## DATA ENTRIES
______________________________

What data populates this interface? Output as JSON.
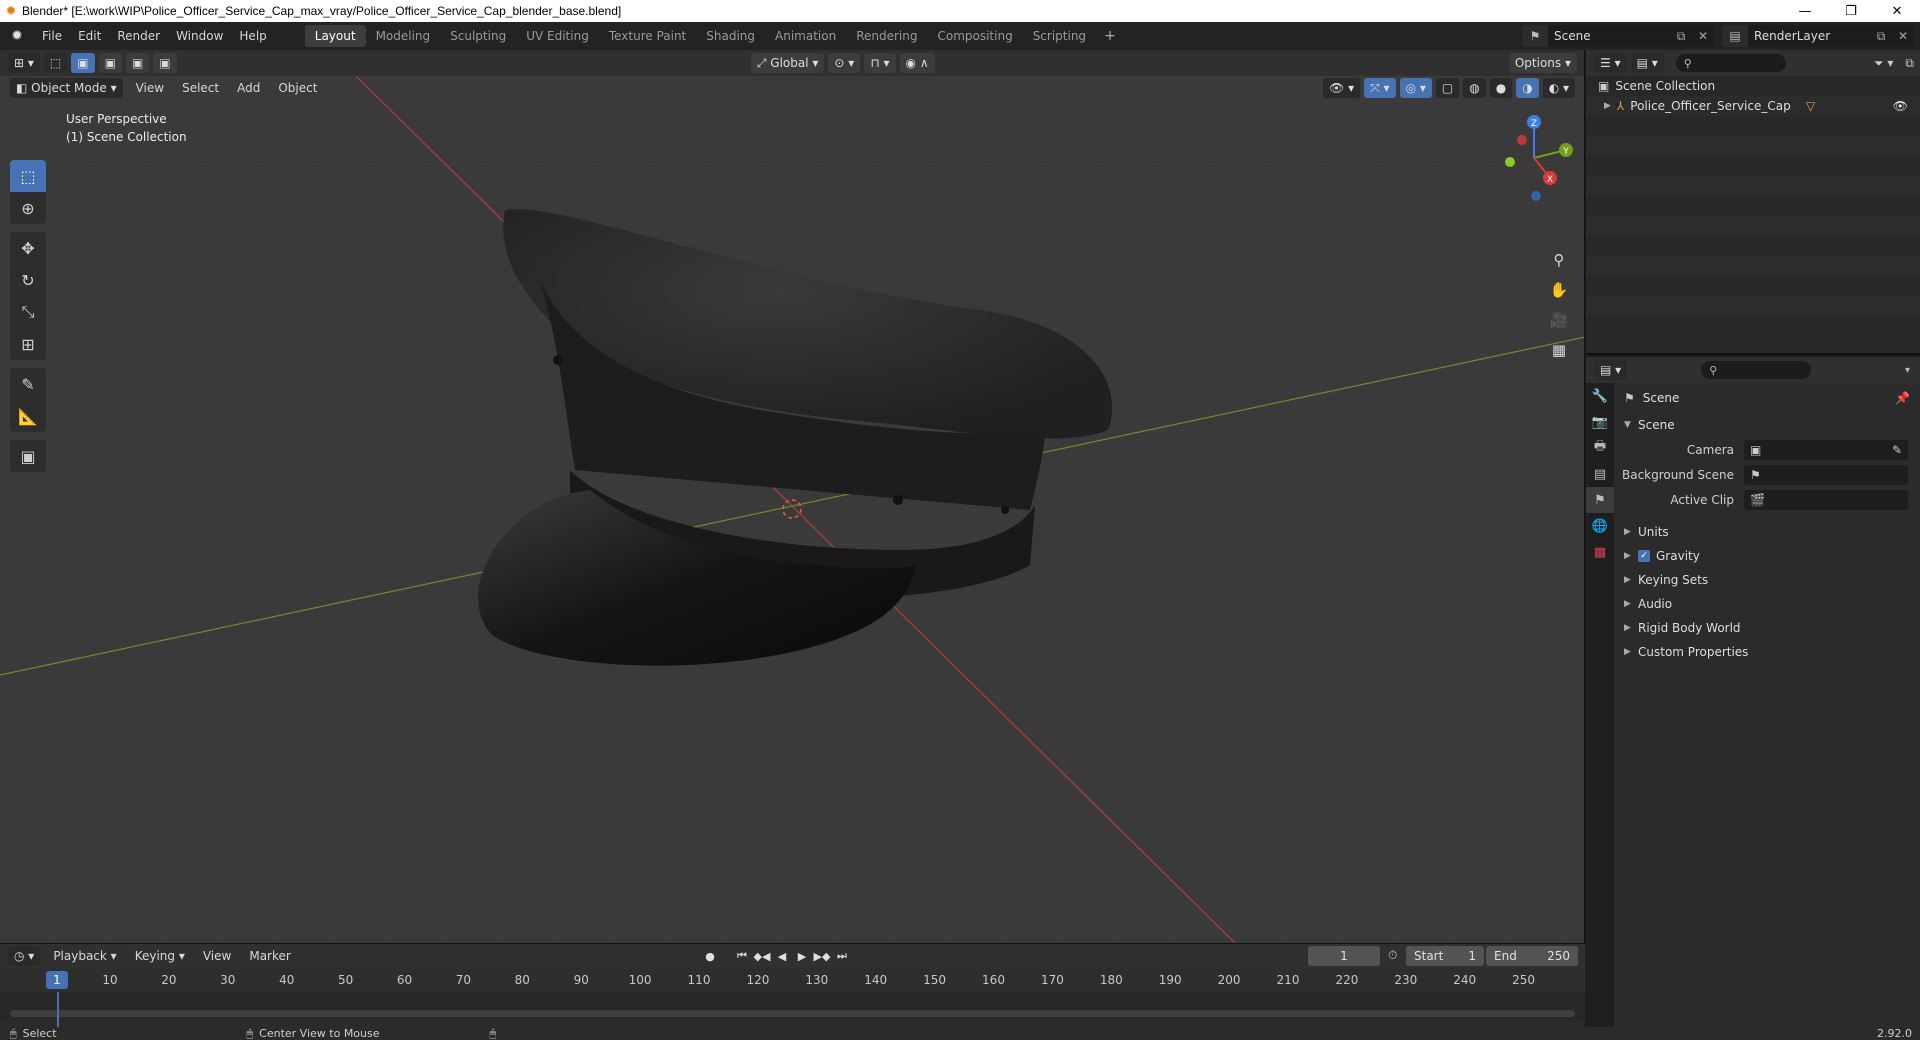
{
  "window": {
    "title": "Blender* [E:\\work\\WIP\\Police_Officer_Service_Cap_max_vray/Police_Officer_Service_Cap_blender_base.blend]",
    "minimize": "—",
    "maximize": "❐",
    "close": "✕"
  },
  "menu": [
    "File",
    "Edit",
    "Render",
    "Window",
    "Help"
  ],
  "workspaces": [
    "Layout",
    "Modeling",
    "Sculpting",
    "UV Editing",
    "Texture Paint",
    "Shading",
    "Animation",
    "Rendering",
    "Compositing",
    "Scripting"
  ],
  "active_workspace": "Layout",
  "scene_selector": "Scene",
  "renderlayer_selector": "RenderLayer",
  "viewport": {
    "mode": "Object Mode",
    "menus": [
      "View",
      "Select",
      "Add",
      "Object"
    ],
    "transform_orientation": "Global",
    "options_label": "Options",
    "info_line1": "User Perspective",
    "info_line2": "(1) Scene Collection",
    "gizmo": {
      "z": "Z",
      "y": "Y",
      "x": "X"
    }
  },
  "timeline": {
    "menus": [
      "Playback",
      "Keying",
      "View",
      "Marker"
    ],
    "current_frame": "1",
    "start_label": "Start",
    "start": "1",
    "end_label": "End",
    "end": "250",
    "ticks": [
      "1",
      "10",
      "20",
      "30",
      "40",
      "50",
      "60",
      "70",
      "80",
      "90",
      "100",
      "110",
      "120",
      "130",
      "140",
      "150",
      "160",
      "170",
      "180",
      "190",
      "200",
      "210",
      "220",
      "230",
      "240",
      "250"
    ]
  },
  "outliner": {
    "root": "Scene Collection",
    "items": [
      "Police_Officer_Service_Cap"
    ]
  },
  "properties": {
    "context": "Scene",
    "panel": "Scene",
    "fields": [
      {
        "label": "Camera",
        "value": ""
      },
      {
        "label": "Background Scene",
        "value": ""
      },
      {
        "label": "Active Clip",
        "value": ""
      }
    ],
    "panels": [
      "Units",
      "Gravity",
      "Keying Sets",
      "Audio",
      "Rigid Body World",
      "Custom Properties"
    ]
  },
  "status": {
    "select": "Select",
    "center_view": "Center View to Mouse",
    "version": "2.92.0"
  },
  "colors": {
    "accent": "#4772b3",
    "x_axis": "#d83a3a",
    "y_axis": "#72a01c",
    "z_axis": "#3d7fe6"
  }
}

______________________________

## WRITTEN EXERCISE
Reproduce the entries exactly. Do not carry over any picture.

## TASK RESPONSE
What data populates this interface? Output as JSON.
{
  "window": {
    "title": "Blender* [E:\\work\\WIP\\Police_Officer_Service_Cap_max_vray/Police_Officer_Service_Cap_blender_base.blend]",
    "minimize": "—",
    "maximize": "❐",
    "close": "✕"
  },
  "menu": [
    "File",
    "Edit",
    "Render",
    "Window",
    "Help"
  ],
  "workspaces": [
    "Layout",
    "Modeling",
    "Sculpting",
    "UV Editing",
    "Texture Paint",
    "Shading",
    "Animation",
    "Rendering",
    "Compositing",
    "Scripting"
  ],
  "active_workspace": "Layout",
  "scene_selector": "Scene",
  "renderlayer_selector": "RenderLayer",
  "viewport": {
    "mode": "Object Mode",
    "menus": [
      "View",
      "Select",
      "Add",
      "Object"
    ],
    "transform_orientation": "Global",
    "options_label": "Options",
    "info_line1": "User Perspective",
    "info_line2": "(1) Scene Collection",
    "gizmo": {
      "z": "Z",
      "y": "Y",
      "x": "X"
    }
  },
  "timeline": {
    "menus": [
      "Playback",
      "Keying",
      "View",
      "Marker"
    ],
    "current_frame": "1",
    "start_label": "Start",
    "start": "1",
    "end_label": "End",
    "end": "250",
    "ticks": [
      "1",
      "10",
      "20",
      "30",
      "40",
      "50",
      "60",
      "70",
      "80",
      "90",
      "100",
      "110",
      "120",
      "130",
      "140",
      "150",
      "160",
      "170",
      "180",
      "190",
      "200",
      "210",
      "220",
      "230",
      "240",
      "250"
    ]
  },
  "outliner": {
    "root": "Scene Collection",
    "items": [
      "Police_Officer_Service_Cap"
    ]
  },
  "properties": {
    "context": "Scene",
    "panel": "Scene",
    "fields": [
      {
        "label": "Camera",
        "value": ""
      },
      {
        "label": "Background Scene",
        "value": ""
      },
      {
        "label": "Active Clip",
        "value": ""
      }
    ],
    "panels": [
      "Units",
      "Gravity",
      "Keying Sets",
      "Audio",
      "Rigid Body World",
      "Custom Properties"
    ]
  },
  "status": {
    "select": "Select",
    "center_view": "Center View to Mouse",
    "version": "2.92.0"
  },
  "colors": {
    "accent": "#4772b3",
    "x_axis": "#d83a3a",
    "y_axis": "#72a01c",
    "z_axis": "#3d7fe6"
  }
}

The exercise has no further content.